* [Written task]: Write out all the material exactly. Leave nothing out.

Saved entries:
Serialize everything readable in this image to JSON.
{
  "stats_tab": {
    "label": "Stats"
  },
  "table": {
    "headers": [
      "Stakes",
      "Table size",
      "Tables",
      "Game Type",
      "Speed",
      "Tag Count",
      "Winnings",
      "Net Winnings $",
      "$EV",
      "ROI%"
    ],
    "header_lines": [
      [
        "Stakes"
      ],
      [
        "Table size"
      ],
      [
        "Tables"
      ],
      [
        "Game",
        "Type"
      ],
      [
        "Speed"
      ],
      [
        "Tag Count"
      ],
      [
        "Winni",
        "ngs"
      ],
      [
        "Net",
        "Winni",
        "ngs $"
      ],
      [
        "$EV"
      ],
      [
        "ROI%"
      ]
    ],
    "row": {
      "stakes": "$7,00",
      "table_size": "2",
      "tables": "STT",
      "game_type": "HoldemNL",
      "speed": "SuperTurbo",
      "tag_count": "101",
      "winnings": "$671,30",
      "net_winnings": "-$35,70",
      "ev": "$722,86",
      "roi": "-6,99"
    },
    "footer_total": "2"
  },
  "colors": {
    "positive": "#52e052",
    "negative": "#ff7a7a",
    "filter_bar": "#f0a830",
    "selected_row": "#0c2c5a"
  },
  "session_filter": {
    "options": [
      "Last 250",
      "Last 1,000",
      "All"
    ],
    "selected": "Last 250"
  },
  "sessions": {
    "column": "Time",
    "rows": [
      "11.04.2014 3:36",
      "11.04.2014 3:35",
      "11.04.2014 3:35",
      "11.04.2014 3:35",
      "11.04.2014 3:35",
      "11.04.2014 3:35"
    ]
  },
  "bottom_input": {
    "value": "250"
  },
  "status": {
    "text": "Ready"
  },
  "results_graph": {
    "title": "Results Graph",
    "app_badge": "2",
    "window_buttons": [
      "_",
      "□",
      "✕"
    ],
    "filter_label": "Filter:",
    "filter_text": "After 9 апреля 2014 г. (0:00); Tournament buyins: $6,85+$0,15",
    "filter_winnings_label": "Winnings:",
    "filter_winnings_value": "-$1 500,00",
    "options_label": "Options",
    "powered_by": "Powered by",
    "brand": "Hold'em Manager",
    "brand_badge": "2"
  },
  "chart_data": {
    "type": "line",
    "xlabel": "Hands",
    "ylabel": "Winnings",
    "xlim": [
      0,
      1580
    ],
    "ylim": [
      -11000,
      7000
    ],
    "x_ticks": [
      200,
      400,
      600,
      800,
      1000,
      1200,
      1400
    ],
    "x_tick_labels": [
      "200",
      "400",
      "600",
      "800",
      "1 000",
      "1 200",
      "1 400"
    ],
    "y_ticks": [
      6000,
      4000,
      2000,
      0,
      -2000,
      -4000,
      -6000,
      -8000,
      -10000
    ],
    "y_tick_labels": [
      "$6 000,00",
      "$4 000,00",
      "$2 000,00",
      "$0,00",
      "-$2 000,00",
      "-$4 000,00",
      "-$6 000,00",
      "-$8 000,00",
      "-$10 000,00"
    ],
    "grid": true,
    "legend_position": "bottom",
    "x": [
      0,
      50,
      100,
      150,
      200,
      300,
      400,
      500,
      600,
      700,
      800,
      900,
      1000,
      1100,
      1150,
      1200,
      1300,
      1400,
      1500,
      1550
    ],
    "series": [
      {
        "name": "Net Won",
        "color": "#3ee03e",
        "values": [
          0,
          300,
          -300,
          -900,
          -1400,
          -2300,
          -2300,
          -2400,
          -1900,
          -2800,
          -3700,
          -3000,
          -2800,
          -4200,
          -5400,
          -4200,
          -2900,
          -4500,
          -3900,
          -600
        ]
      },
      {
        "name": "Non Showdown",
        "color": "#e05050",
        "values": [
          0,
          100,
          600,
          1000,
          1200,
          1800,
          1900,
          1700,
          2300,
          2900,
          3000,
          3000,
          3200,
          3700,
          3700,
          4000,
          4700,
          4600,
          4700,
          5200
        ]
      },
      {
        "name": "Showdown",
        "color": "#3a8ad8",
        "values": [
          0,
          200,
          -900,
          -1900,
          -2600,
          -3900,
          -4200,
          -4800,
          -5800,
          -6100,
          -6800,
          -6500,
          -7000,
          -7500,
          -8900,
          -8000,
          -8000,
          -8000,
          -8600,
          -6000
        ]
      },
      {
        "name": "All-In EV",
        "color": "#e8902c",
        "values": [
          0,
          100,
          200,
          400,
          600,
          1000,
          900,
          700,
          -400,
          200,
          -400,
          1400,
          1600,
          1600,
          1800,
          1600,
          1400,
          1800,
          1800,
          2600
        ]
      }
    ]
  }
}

* [Problem solution]:
Serialize everything readable in this image to JSON.
{
  "stats_tab": {
    "label": "Stats"
  },
  "table": {
    "headers": [
      "Stakes",
      "Table size",
      "Tables",
      "Game Type",
      "Speed",
      "Tag Count",
      "Winnings",
      "Net Winnings $",
      "$EV",
      "ROI%"
    ],
    "header_lines": [
      [
        "Stakes"
      ],
      [
        "Table size"
      ],
      [
        "Tables"
      ],
      [
        "Game",
        "Type"
      ],
      [
        "Speed"
      ],
      [
        "Tag Count"
      ],
      [
        "Winni",
        "ngs"
      ],
      [
        "Net",
        "Winni",
        "ngs $"
      ],
      [
        "$EV"
      ],
      [
        "ROI%"
      ]
    ],
    "row": {
      "stakes": "$7,00",
      "table_size": "2",
      "tables": "STT",
      "game_type": "HoldemNL",
      "speed": "SuperTurbo",
      "tag_count": "101",
      "winnings": "$671,30",
      "net_winnings": "-$35,70",
      "ev": "$722,86",
      "roi": "-6,99"
    },
    "footer_total": "2"
  },
  "colors": {
    "positive": "#52e052",
    "negative": "#ff7a7a",
    "filter_bar": "#f0a830",
    "selected_row": "#0c2c5a"
  },
  "session_filter": {
    "options": [
      "Last 250",
      "Last 1,000",
      "All"
    ],
    "selected": "Last 250"
  },
  "sessions": {
    "column": "Time",
    "rows": [
      "11.04.2014 3:36",
      "11.04.2014 3:35",
      "11.04.2014 3:35",
      "11.04.2014 3:35",
      "11.04.2014 3:35",
      "11.04.2014 3:35"
    ]
  },
  "bottom_input": {
    "value": "250"
  },
  "status": {
    "text": "Ready"
  },
  "results_graph": {
    "title": "Results Graph",
    "app_badge": "2",
    "window_buttons": [
      "_",
      "□",
      "✕"
    ],
    "filter_label": "Filter:",
    "filter_text": "After 9 апреля 2014 г. (0:00); Tournament buyins: $6,85+$0,15",
    "filter_winnings_label": "Winnings:",
    "filter_winnings_value": "-$1 500,00",
    "options_label": "Options",
    "powered_by": "Powered by",
    "brand": "Hold'em Manager",
    "brand_badge": "2"
  },
  "chart_data": {
    "type": "line",
    "xlabel": "Hands",
    "ylabel": "Winnings",
    "xlim": [
      0,
      1580
    ],
    "ylim": [
      -11000,
      7000
    ],
    "x_ticks": [
      200,
      400,
      600,
      800,
      1000,
      1200,
      1400
    ],
    "x_tick_labels": [
      "200",
      "400",
      "600",
      "800",
      "1 000",
      "1 200",
      "1 400"
    ],
    "y_ticks": [
      6000,
      4000,
      2000,
      0,
      -2000,
      -4000,
      -6000,
      -8000,
      -10000
    ],
    "y_tick_labels": [
      "$6 000,00",
      "$4 000,00",
      "$2 000,00",
      "$0,00",
      "-$2 000,00",
      "-$4 000,00",
      "-$6 000,00",
      "-$8 000,00",
      "-$10 000,00"
    ],
    "grid": true,
    "legend_position": "bottom",
    "x": [
      0,
      50,
      100,
      150,
      200,
      300,
      400,
      500,
      600,
      700,
      800,
      900,
      1000,
      1100,
      1150,
      1200,
      1300,
      1400,
      1500,
      1550
    ],
    "series": [
      {
        "name": "Net Won",
        "color": "#3ee03e",
        "values": [
          0,
          300,
          -300,
          -900,
          -1400,
          -2300,
          -2300,
          -2400,
          -1900,
          -2800,
          -3700,
          -3000,
          -2800,
          -4200,
          -5400,
          -4200,
          -2900,
          -4500,
          -3900,
          -600
        ]
      },
      {
        "name": "Non Showdown",
        "color": "#e05050",
        "values": [
          0,
          100,
          600,
          1000,
          1200,
          1800,
          1900,
          1700,
          2300,
          2900,
          3000,
          3000,
          3200,
          3700,
          3700,
          4000,
          4700,
          4600,
          4700,
          5200
        ]
      },
      {
        "name": "Showdown",
        "color": "#3a8ad8",
        "values": [
          0,
          200,
          -900,
          -1900,
          -2600,
          -3900,
          -4200,
          -4800,
          -5800,
          -6100,
          -6800,
          -6500,
          -7000,
          -7500,
          -8900,
          -8000,
          -8000,
          -8000,
          -8600,
          -6000
        ]
      },
      {
        "name": "All-In EV",
        "color": "#e8902c",
        "values": [
          0,
          100,
          200,
          400,
          600,
          1000,
          900,
          700,
          -400,
          200,
          -400,
          1400,
          1600,
          1600,
          1800,
          1600,
          1400,
          1800,
          1800,
          2600
        ]
      }
    ]
  }
}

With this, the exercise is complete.